EXERCISE INPUTS
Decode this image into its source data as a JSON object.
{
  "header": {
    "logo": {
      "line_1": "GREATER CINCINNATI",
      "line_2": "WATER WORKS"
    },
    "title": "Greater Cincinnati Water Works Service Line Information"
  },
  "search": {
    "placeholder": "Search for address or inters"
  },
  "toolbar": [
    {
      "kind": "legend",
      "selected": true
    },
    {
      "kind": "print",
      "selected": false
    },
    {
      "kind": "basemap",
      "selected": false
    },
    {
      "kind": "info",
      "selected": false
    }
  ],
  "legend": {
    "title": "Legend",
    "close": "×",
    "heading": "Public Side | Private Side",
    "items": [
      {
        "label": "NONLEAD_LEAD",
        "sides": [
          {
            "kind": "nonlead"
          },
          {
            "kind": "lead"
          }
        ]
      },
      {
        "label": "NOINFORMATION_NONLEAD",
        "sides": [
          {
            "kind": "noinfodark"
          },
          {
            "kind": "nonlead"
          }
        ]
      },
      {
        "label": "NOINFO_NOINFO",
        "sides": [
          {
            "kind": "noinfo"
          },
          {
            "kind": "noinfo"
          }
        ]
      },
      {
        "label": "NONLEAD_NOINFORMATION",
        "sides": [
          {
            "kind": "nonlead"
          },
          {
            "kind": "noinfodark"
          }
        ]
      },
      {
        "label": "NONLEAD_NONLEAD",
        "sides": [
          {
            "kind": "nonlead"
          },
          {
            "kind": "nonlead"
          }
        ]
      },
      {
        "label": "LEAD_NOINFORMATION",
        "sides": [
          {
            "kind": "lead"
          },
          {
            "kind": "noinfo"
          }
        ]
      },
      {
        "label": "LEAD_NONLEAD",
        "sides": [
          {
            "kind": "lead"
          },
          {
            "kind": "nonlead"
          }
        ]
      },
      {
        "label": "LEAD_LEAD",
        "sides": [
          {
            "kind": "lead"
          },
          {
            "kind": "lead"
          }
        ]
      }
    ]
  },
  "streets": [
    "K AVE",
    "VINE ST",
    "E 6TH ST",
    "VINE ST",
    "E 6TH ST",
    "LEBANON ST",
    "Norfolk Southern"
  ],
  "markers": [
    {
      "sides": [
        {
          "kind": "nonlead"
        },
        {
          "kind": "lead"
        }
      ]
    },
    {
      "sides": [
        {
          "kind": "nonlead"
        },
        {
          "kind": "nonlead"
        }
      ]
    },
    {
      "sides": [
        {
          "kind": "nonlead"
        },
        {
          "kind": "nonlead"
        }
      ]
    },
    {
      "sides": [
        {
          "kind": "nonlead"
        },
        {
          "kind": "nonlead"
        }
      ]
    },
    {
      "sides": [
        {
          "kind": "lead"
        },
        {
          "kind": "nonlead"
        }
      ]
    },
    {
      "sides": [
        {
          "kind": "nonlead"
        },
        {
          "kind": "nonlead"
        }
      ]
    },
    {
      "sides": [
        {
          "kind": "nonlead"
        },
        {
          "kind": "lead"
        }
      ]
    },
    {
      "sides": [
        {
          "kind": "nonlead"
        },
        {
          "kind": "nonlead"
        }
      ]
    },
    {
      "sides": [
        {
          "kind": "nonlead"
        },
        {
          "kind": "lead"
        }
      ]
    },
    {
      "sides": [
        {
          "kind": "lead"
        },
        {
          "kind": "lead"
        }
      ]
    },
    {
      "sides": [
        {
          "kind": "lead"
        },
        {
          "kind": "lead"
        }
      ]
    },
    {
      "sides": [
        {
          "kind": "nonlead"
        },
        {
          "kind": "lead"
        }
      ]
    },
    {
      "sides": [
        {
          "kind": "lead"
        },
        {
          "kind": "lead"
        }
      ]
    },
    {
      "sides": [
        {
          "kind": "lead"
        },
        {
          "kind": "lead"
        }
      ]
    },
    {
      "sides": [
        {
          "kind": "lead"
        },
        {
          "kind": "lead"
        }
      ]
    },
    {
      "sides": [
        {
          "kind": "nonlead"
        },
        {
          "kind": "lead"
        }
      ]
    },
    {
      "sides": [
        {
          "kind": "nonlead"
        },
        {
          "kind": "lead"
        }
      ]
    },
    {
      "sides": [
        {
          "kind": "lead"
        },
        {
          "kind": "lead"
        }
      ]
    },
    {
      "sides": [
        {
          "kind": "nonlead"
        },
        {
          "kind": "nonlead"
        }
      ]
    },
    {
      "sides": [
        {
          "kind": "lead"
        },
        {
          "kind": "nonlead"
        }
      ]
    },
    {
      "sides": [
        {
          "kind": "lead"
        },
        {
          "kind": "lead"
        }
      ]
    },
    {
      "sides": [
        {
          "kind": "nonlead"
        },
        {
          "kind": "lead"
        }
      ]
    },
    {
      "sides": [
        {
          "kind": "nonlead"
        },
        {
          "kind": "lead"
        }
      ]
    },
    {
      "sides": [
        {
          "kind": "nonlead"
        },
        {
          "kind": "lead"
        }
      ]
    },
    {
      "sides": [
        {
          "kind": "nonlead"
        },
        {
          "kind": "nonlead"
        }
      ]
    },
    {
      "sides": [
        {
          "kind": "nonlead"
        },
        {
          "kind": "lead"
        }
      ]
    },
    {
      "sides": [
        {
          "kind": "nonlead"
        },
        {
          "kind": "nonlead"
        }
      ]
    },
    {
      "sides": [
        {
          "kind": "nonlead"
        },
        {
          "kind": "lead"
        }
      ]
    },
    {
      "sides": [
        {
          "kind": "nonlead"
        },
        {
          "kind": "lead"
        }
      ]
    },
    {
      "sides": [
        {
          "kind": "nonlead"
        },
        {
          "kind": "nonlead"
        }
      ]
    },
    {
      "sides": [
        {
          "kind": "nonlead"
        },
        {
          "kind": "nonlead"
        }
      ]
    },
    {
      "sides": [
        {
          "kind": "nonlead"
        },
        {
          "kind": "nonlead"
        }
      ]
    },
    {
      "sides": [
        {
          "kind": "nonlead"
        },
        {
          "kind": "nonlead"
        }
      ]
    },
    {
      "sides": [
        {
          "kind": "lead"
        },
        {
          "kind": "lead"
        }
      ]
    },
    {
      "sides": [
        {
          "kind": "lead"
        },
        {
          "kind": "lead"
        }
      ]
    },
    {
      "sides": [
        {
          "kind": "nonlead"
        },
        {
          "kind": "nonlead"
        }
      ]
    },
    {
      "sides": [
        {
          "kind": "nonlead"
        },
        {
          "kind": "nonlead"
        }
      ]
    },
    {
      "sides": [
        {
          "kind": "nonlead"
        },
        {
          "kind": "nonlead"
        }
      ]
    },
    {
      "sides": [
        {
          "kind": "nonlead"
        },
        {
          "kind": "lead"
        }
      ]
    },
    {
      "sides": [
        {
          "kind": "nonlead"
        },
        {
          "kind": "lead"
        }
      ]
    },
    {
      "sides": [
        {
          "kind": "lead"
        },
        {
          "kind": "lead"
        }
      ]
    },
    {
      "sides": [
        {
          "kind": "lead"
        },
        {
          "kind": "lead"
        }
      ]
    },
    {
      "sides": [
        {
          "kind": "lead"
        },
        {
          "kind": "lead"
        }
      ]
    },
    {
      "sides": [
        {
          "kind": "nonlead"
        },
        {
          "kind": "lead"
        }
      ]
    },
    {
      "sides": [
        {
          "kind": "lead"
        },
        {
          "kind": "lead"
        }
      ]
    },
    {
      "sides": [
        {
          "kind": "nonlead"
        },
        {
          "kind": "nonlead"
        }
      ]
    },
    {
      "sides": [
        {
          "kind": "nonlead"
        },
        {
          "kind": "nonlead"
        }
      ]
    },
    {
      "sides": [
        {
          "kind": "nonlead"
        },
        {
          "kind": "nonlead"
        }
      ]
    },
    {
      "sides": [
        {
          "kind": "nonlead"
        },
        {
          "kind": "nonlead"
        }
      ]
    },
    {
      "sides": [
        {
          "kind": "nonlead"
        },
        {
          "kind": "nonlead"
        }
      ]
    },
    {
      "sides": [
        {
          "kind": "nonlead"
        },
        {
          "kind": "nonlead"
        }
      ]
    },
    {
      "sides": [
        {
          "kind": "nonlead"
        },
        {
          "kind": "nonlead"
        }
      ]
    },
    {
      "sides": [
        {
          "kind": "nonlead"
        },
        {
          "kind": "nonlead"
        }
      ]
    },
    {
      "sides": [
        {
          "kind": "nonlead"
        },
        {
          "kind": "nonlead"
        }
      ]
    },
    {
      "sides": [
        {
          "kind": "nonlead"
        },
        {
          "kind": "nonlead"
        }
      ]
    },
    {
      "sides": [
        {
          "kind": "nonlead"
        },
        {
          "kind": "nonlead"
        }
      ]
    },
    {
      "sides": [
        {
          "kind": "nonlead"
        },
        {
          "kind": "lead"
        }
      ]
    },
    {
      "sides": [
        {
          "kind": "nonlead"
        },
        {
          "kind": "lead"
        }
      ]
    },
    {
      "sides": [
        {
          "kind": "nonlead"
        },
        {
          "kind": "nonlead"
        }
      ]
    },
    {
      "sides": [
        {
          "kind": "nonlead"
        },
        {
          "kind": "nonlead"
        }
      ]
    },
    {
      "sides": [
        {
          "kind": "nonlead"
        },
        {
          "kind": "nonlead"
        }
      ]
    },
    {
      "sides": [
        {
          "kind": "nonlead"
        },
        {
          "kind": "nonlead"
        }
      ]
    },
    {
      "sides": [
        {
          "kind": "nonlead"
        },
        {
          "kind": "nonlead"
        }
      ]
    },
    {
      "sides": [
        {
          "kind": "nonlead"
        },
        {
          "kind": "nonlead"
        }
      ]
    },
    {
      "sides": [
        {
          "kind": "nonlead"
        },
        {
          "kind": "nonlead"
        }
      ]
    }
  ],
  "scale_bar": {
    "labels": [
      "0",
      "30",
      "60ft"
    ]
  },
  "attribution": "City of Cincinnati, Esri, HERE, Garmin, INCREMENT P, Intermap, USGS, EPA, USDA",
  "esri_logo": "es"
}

TASK PROMPT
Within the entries above, report how many lines include "title", and keep the answer to the number.

RESPONSE TO THE TASK
2